THE EXERCISE ▸
Copy out the data below line for line, without changing anything.

:: PROVIDED MATERIAL ::

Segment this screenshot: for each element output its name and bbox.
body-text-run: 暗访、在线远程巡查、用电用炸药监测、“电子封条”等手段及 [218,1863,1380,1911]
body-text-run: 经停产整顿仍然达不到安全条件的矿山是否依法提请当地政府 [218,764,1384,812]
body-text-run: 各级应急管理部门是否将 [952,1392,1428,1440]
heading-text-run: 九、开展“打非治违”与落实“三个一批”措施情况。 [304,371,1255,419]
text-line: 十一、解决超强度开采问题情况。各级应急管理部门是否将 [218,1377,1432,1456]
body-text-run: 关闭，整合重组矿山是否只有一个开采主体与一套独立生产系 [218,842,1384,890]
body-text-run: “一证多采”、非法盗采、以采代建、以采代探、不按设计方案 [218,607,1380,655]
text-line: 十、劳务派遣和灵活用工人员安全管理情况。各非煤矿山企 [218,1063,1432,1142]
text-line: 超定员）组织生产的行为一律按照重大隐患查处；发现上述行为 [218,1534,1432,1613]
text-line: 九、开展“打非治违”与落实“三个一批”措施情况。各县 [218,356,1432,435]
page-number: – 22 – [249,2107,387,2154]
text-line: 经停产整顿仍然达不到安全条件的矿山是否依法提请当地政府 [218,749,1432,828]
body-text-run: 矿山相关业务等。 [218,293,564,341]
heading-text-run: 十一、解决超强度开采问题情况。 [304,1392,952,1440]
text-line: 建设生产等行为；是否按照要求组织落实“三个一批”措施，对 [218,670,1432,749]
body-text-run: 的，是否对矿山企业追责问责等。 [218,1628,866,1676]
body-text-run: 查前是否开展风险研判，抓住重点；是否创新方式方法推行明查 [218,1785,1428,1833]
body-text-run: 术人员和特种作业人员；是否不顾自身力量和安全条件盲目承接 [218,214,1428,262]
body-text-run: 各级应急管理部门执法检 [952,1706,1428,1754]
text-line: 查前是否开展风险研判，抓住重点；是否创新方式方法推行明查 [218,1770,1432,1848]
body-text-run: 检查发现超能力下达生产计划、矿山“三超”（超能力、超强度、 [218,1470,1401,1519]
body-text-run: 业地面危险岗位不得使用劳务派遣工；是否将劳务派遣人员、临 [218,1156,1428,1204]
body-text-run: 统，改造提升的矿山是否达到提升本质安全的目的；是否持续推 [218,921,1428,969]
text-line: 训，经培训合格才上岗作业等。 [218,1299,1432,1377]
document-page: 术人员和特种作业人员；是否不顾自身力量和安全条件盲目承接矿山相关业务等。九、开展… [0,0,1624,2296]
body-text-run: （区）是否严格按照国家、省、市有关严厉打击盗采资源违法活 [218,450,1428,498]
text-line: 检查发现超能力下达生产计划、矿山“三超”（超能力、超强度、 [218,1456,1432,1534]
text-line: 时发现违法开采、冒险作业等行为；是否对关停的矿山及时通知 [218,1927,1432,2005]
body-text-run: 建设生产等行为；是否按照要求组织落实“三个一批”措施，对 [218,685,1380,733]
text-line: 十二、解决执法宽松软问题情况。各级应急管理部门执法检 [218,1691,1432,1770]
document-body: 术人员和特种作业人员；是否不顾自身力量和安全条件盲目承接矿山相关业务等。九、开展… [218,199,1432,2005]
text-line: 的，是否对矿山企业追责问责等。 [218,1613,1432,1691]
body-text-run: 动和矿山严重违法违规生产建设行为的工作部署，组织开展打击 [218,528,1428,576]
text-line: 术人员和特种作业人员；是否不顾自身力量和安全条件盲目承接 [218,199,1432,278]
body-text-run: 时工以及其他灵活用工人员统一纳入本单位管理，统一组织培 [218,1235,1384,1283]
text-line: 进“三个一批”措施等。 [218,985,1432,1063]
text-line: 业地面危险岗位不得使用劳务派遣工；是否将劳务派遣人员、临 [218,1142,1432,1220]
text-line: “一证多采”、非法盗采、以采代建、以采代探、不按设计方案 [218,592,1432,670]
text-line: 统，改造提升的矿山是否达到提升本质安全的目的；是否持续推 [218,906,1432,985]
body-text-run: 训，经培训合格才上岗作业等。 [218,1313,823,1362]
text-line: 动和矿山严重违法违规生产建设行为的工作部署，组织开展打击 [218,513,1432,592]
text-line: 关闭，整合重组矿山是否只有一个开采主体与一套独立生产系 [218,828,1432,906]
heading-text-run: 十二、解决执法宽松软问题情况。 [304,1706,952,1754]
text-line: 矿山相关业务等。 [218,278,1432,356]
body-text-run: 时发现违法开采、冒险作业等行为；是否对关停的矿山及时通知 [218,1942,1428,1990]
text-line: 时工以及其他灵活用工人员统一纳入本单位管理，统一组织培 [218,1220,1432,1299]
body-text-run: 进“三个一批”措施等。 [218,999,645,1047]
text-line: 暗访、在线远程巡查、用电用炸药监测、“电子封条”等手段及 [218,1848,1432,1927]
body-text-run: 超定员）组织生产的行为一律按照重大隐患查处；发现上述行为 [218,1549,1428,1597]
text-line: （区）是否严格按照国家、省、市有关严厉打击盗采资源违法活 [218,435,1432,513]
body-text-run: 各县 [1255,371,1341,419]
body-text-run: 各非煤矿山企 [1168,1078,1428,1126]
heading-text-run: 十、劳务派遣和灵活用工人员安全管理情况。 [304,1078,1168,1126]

:::

FINISHED TASK ▸
Segment this screenshot: for each element output its name and bbox.
body-text-run: 暗访、在线远程巡查、用电用炸药监测、“电子封条”等手段及 [218,1863,1380,1911]
body-text-run: 经停产整顿仍然达不到安全条件的矿山是否依法提请当地政府 [218,764,1384,812]
body-text-run: 各级应急管理部门是否将 [952,1392,1428,1440]
heading-text-run: 九、开展“打非治违”与落实“三个一批”措施情况。 [304,371,1255,419]
text-line: 十一、解决超强度开采问题情况。各级应急管理部门是否将 [218,1377,1432,1456]
body-text-run: 关闭，整合重组矿山是否只有一个开采主体与一套独立生产系 [218,842,1384,890]
body-text-run: “一证多采”、非法盗采、以采代建、以采代探、不按设计方案 [218,607,1380,655]
text-line: 十、劳务派遣和灵活用工人员安全管理情况。各非煤矿山企 [218,1063,1432,1142]
text-line: 超定员）组织生产的行为一律按照重大隐患查处；发现上述行为 [218,1534,1432,1613]
text-line: 九、开展“打非治违”与落实“三个一批”措施情况。各县 [218,356,1432,435]
page-number: – 22 – [249,2107,387,2154]
text-line: 经停产整顿仍然达不到安全条件的矿山是否依法提请当地政府 [218,749,1432,828]
body-text-run: 矿山相关业务等。 [218,293,564,341]
heading-text-run: 十一、解决超强度开采问题情况。 [304,1392,952,1440]
text-line: 建设生产等行为；是否按照要求组织落实“三个一批”措施，对 [218,670,1432,749]
body-text-run: 的，是否对矿山企业追责问责等。 [218,1628,866,1676]
body-text-run: 查前是否开展风险研判，抓住重点；是否创新方式方法推行明查 [218,1785,1428,1833]
body-text-run: 术人员和特种作业人员；是否不顾自身力量和安全条件盲目承接 [218,214,1428,262]
body-text-run: 各级应急管理部门执法检 [952,1706,1428,1754]
text-line: 查前是否开展风险研判，抓住重点；是否创新方式方法推行明查 [218,1770,1432,1848]
body-text-run: 检查发现超能力下达生产计划、矿山“三超”（超能力、超强度、 [218,1470,1401,1519]
body-text-run: 业地面危险岗位不得使用劳务派遣工；是否将劳务派遣人员、临 [218,1156,1428,1204]
body-text-run: 统，改造提升的矿山是否达到提升本质安全的目的；是否持续推 [218,921,1428,969]
text-line: 训，经培训合格才上岗作业等。 [218,1299,1432,1377]
document-page: 术人员和特种作业人员；是否不顾自身力量和安全条件盲目承接矿山相关业务等。九、开展… [0,0,1624,2296]
body-text-run: （区）是否严格按照国家、省、市有关严厉打击盗采资源违法活 [218,450,1428,498]
text-line: 检查发现超能力下达生产计划、矿山“三超”（超能力、超强度、 [218,1456,1432,1534]
text-line: 时发现违法开采、冒险作业等行为；是否对关停的矿山及时通知 [218,1927,1432,2005]
body-text-run: 建设生产等行为；是否按照要求组织落实“三个一批”措施，对 [218,685,1380,733]
text-line: 十二、解决执法宽松软问题情况。各级应急管理部门执法检 [218,1691,1432,1770]
document-body: 术人员和特种作业人员；是否不顾自身力量和安全条件盲目承接矿山相关业务等。九、开展… [218,199,1432,2005]
text-line: 的，是否对矿山企业追责问责等。 [218,1613,1432,1691]
body-text-run: 动和矿山严重违法违规生产建设行为的工作部署，组织开展打击 [218,528,1428,576]
text-line: 术人员和特种作业人员；是否不顾自身力量和安全条件盲目承接 [218,199,1432,278]
body-text-run: 时工以及其他灵活用工人员统一纳入本单位管理，统一组织培 [218,1235,1384,1283]
text-line: 进“三个一批”措施等。 [218,985,1432,1063]
text-line: 业地面危险岗位不得使用劳务派遣工；是否将劳务派遣人员、临 [218,1142,1432,1220]
text-line: “一证多采”、非法盗采、以采代建、以采代探、不按设计方案 [218,592,1432,670]
text-line: 统，改造提升的矿山是否达到提升本质安全的目的；是否持续推 [218,906,1432,985]
body-text-run: 训，经培训合格才上岗作业等。 [218,1313,823,1362]
text-line: 动和矿山严重违法违规生产建设行为的工作部署，组织开展打击 [218,513,1432,592]
text-line: 关闭，整合重组矿山是否只有一个开采主体与一套独立生产系 [218,828,1432,906]
heading-text-run: 十二、解决执法宽松软问题情况。 [304,1706,952,1754]
text-line: 矿山相关业务等。 [218,278,1432,356]
body-text-run: 时发现违法开采、冒险作业等行为；是否对关停的矿山及时通知 [218,1942,1428,1990]
text-line: 时工以及其他灵活用工人员统一纳入本单位管理，统一组织培 [218,1220,1432,1299]
body-text-run: 进“三个一批”措施等。 [218,999,645,1047]
text-line: 暗访、在线远程巡查、用电用炸药监测、“电子封条”等手段及 [218,1848,1432,1927]
body-text-run: 超定员）组织生产的行为一律按照重大隐患查处；发现上述行为 [218,1549,1428,1597]
text-line: （区）是否严格按照国家、省、市有关严厉打击盗采资源违法活 [218,435,1432,513]
body-text-run: 各县 [1255,371,1341,419]
body-text-run: 各非煤矿山企 [1168,1078,1428,1126]
heading-text-run: 十、劳务派遣和灵活用工人员安全管理情况。 [304,1078,1168,1126]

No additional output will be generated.